THE EXERCISE: The entries below are to be written out again without alteration.
=-=-=-=-=
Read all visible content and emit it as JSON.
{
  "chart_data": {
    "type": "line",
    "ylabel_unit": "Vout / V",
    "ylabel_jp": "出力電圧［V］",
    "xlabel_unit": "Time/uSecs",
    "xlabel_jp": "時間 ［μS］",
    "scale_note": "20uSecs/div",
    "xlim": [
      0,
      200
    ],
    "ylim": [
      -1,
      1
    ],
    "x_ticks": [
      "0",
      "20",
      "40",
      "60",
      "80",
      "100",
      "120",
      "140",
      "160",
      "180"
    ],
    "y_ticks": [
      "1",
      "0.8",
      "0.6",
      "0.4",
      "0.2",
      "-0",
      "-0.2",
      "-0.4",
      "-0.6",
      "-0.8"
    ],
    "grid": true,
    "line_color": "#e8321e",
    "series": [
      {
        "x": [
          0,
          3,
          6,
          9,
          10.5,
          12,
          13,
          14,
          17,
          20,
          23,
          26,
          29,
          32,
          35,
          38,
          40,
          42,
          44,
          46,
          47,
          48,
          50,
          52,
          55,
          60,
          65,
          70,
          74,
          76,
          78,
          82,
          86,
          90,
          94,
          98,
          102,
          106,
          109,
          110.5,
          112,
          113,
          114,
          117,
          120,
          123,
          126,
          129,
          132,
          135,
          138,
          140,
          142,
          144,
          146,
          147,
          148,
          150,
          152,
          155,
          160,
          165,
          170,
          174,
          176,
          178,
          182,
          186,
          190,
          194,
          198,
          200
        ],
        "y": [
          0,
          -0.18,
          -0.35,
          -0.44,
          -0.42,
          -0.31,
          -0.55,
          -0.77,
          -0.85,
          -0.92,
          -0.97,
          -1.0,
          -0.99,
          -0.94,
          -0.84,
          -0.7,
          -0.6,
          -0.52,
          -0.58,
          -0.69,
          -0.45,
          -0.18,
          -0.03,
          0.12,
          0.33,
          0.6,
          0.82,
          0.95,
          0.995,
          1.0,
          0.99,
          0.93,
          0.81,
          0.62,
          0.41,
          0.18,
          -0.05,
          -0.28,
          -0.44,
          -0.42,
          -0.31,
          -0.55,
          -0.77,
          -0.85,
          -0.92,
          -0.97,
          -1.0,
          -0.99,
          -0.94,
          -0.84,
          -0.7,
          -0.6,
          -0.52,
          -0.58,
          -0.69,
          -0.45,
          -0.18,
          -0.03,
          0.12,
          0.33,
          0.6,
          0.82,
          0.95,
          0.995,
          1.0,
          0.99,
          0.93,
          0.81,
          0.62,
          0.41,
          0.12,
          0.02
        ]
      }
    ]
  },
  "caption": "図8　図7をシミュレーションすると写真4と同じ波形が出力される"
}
=-=-=-=-=
COMPLETE ANSWER:
Read all visible content and emit it as JSON.
{
  "chart_data": {
    "type": "line",
    "ylabel_unit": "Vout / V",
    "ylabel_jp": "出力電圧［V］",
    "xlabel_unit": "Time/uSecs",
    "xlabel_jp": "時間 ［μS］",
    "scale_note": "20uSecs/div",
    "xlim": [
      0,
      200
    ],
    "ylim": [
      -1,
      1
    ],
    "x_ticks": [
      "0",
      "20",
      "40",
      "60",
      "80",
      "100",
      "120",
      "140",
      "160",
      "180"
    ],
    "y_ticks": [
      "1",
      "0.8",
      "0.6",
      "0.4",
      "0.2",
      "-0",
      "-0.2",
      "-0.4",
      "-0.6",
      "-0.8"
    ],
    "grid": true,
    "line_color": "#e8321e",
    "series": [
      {
        "x": [
          0,
          3,
          6,
          9,
          10.5,
          12,
          13,
          14,
          17,
          20,
          23,
          26,
          29,
          32,
          35,
          38,
          40,
          42,
          44,
          46,
          47,
          48,
          50,
          52,
          55,
          60,
          65,
          70,
          74,
          76,
          78,
          82,
          86,
          90,
          94,
          98,
          102,
          106,
          109,
          110.5,
          112,
          113,
          114,
          117,
          120,
          123,
          126,
          129,
          132,
          135,
          138,
          140,
          142,
          144,
          146,
          147,
          148,
          150,
          152,
          155,
          160,
          165,
          170,
          174,
          176,
          178,
          182,
          186,
          190,
          194,
          198,
          200
        ],
        "y": [
          0,
          -0.18,
          -0.35,
          -0.44,
          -0.42,
          -0.31,
          -0.55,
          -0.77,
          -0.85,
          -0.92,
          -0.97,
          -1.0,
          -0.99,
          -0.94,
          -0.84,
          -0.7,
          -0.6,
          -0.52,
          -0.58,
          -0.69,
          -0.45,
          -0.18,
          -0.03,
          0.12,
          0.33,
          0.6,
          0.82,
          0.95,
          0.995,
          1.0,
          0.99,
          0.93,
          0.81,
          0.62,
          0.41,
          0.18,
          -0.05,
          -0.28,
          -0.44,
          -0.42,
          -0.31,
          -0.55,
          -0.77,
          -0.85,
          -0.92,
          -0.97,
          -1.0,
          -0.99,
          -0.94,
          -0.84,
          -0.7,
          -0.6,
          -0.52,
          -0.58,
          -0.69,
          -0.45,
          -0.18,
          -0.03,
          0.12,
          0.33,
          0.6,
          0.82,
          0.95,
          0.995,
          1.0,
          0.99,
          0.93,
          0.81,
          0.62,
          0.41,
          0.12,
          0.02
        ]
      }
    ]
  },
  "caption": "図8　図7をシミュレーションすると写真4と同じ波形が出力される"
}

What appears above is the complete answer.